Figure data in JSON:
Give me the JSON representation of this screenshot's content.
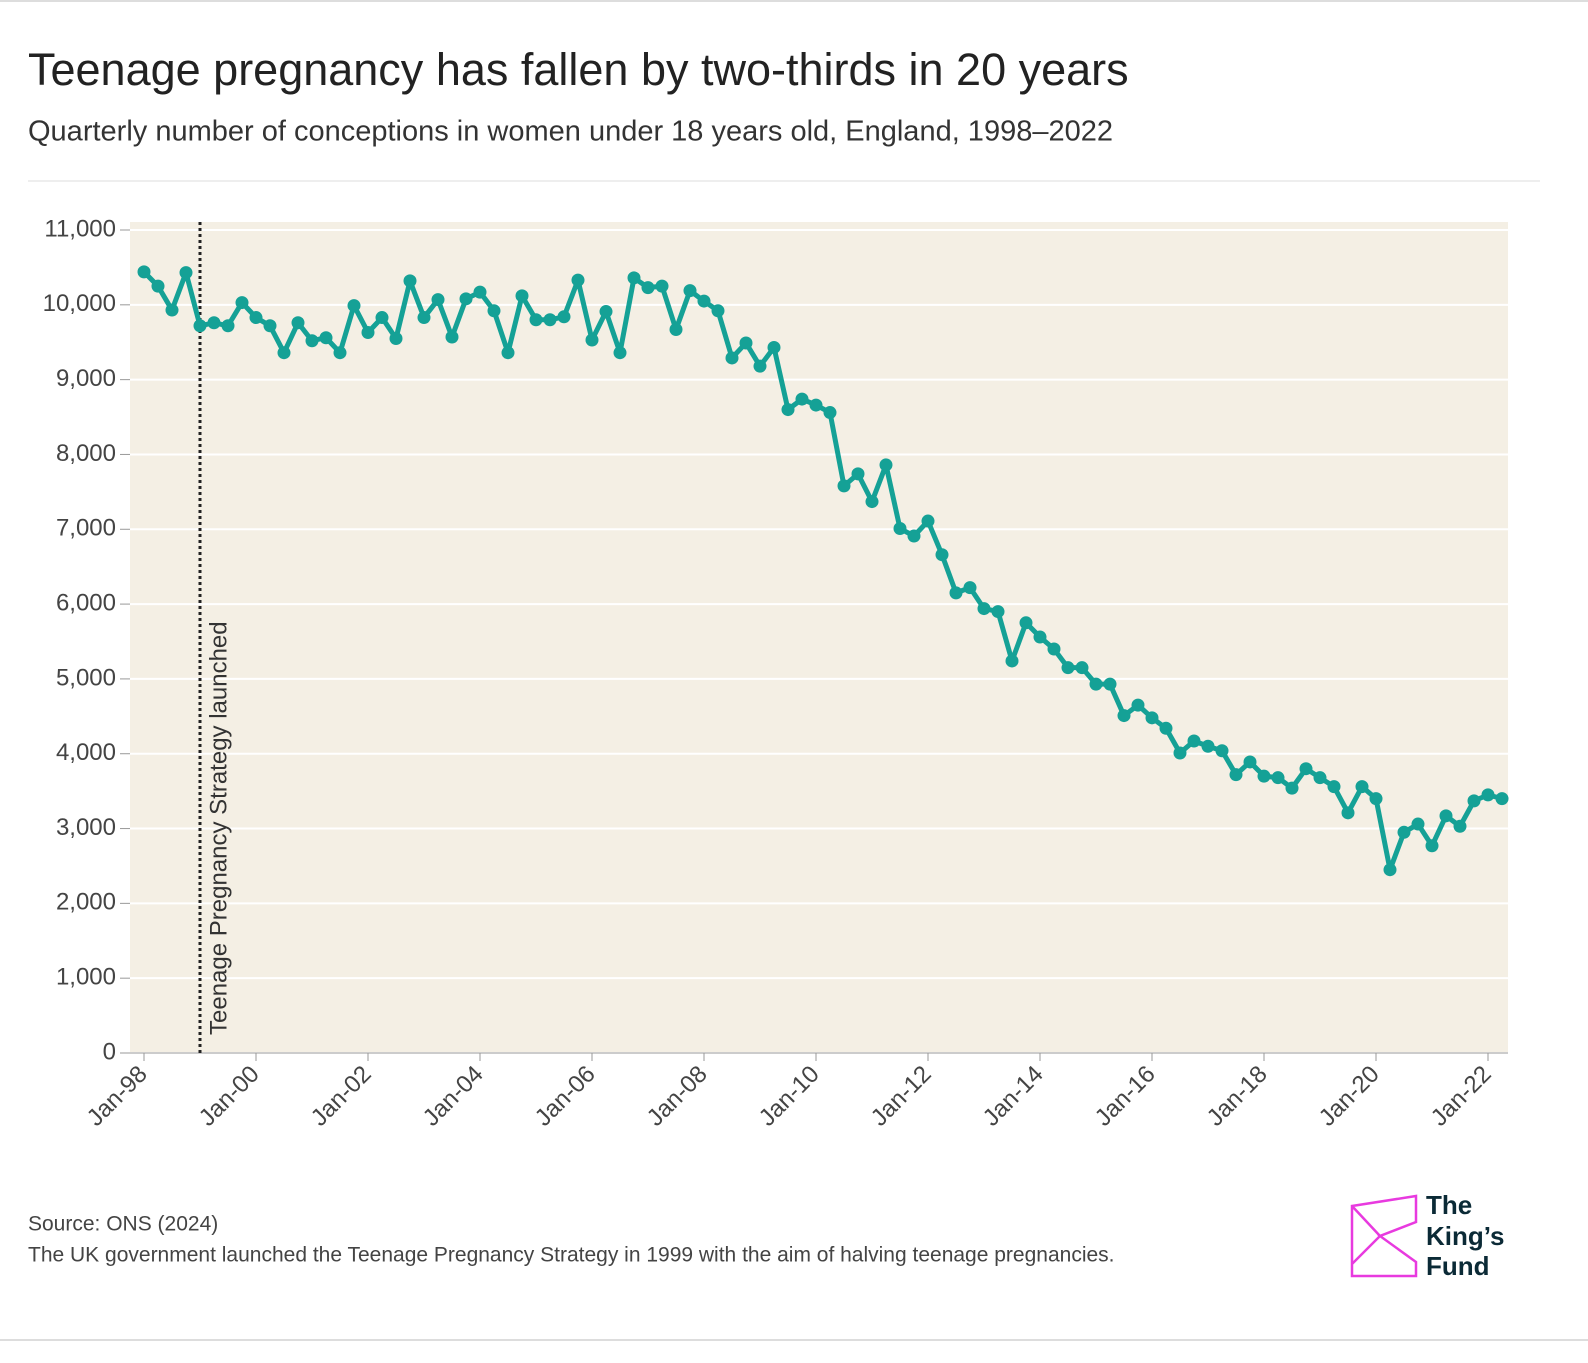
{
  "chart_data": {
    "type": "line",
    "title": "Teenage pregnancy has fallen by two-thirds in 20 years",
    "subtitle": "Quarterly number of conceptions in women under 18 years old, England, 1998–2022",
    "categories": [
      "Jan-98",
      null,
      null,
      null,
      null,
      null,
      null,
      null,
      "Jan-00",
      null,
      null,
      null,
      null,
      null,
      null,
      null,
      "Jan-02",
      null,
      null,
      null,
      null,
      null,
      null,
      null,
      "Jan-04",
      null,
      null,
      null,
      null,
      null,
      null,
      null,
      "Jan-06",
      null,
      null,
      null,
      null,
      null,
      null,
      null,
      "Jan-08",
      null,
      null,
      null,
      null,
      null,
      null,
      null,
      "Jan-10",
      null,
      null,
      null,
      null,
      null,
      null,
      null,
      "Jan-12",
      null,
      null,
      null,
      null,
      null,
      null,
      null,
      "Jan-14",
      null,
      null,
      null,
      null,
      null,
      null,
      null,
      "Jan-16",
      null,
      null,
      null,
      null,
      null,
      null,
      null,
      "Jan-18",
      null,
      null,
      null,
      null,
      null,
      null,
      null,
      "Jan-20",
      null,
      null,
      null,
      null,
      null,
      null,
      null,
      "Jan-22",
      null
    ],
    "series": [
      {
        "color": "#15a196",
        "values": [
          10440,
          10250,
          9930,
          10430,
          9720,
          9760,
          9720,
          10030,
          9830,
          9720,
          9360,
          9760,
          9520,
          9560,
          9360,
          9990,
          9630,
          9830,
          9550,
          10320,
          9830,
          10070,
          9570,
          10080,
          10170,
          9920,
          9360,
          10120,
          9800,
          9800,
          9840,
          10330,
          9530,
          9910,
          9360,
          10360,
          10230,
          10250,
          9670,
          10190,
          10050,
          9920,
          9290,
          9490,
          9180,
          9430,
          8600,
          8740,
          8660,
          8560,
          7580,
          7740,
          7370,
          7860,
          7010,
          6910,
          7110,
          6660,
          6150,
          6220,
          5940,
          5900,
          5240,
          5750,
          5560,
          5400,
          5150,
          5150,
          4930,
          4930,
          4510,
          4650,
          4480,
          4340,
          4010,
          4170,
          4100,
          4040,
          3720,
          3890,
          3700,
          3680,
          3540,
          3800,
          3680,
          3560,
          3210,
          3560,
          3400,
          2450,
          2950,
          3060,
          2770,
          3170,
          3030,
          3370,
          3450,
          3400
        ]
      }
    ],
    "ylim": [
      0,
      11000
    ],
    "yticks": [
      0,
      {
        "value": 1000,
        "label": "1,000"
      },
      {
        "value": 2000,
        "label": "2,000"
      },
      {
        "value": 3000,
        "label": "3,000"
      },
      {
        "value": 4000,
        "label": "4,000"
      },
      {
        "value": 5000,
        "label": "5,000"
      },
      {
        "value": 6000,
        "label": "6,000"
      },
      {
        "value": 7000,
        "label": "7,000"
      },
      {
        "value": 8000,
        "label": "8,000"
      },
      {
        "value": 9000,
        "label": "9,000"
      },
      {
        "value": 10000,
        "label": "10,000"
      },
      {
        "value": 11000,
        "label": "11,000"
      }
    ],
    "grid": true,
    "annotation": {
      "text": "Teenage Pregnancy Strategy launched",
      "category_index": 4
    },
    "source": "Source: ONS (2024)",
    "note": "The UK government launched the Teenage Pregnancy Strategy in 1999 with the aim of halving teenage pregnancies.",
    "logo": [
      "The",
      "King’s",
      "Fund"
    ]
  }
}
* * *
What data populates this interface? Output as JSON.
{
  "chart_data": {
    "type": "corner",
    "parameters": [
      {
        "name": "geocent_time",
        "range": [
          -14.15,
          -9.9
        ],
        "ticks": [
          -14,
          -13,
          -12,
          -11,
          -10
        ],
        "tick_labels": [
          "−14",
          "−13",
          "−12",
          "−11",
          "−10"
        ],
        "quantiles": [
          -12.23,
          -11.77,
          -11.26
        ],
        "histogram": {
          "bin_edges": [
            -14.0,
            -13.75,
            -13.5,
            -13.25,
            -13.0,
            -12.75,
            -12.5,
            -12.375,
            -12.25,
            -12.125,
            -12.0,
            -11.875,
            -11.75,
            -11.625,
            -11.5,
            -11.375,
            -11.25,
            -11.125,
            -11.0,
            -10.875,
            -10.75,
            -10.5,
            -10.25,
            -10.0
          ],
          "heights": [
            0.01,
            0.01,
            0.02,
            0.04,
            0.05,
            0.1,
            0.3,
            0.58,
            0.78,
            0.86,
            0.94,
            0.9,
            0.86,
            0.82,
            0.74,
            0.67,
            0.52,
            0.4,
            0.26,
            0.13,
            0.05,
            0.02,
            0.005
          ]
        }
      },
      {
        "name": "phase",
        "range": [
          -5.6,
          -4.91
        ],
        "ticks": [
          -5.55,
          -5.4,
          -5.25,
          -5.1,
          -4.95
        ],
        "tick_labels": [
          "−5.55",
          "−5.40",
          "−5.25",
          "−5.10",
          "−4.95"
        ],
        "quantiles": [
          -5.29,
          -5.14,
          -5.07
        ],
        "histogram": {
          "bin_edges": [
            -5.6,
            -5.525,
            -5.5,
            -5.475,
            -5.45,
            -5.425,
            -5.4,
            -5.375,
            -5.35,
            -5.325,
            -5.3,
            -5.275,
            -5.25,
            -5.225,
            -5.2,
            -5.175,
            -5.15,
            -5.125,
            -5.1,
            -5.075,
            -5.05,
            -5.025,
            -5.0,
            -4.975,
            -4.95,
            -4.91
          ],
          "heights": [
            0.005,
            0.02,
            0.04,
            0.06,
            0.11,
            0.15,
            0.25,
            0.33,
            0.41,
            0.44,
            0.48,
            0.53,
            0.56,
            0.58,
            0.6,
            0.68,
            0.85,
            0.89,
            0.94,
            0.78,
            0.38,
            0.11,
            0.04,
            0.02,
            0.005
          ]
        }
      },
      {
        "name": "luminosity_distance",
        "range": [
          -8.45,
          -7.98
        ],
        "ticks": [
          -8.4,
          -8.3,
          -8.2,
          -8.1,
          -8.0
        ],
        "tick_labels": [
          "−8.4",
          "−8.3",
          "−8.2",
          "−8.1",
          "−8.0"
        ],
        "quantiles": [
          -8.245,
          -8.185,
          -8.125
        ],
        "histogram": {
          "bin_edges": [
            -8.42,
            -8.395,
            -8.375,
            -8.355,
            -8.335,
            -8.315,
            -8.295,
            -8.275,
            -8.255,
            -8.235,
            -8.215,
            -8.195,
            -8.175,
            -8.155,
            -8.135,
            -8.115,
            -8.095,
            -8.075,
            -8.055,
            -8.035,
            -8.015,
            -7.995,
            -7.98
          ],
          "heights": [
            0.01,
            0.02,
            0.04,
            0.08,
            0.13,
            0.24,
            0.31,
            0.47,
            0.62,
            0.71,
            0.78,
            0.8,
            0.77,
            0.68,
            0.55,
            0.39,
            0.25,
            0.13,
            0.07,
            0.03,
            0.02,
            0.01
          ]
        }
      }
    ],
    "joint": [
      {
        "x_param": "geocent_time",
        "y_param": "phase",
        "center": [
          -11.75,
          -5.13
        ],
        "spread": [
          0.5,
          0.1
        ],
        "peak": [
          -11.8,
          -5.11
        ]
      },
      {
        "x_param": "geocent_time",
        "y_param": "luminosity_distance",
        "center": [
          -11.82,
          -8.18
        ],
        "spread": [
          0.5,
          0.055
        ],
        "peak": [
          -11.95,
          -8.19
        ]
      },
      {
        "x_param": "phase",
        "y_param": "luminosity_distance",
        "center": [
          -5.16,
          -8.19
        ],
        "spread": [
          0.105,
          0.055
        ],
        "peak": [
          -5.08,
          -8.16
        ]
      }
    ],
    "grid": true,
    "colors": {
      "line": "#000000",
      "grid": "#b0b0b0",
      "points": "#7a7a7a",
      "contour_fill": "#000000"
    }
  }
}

▶ SHORT TASK
In the records above, how many lines hold the string "this"? Reply with only the number.

▶ CORRECT RESPONSE
2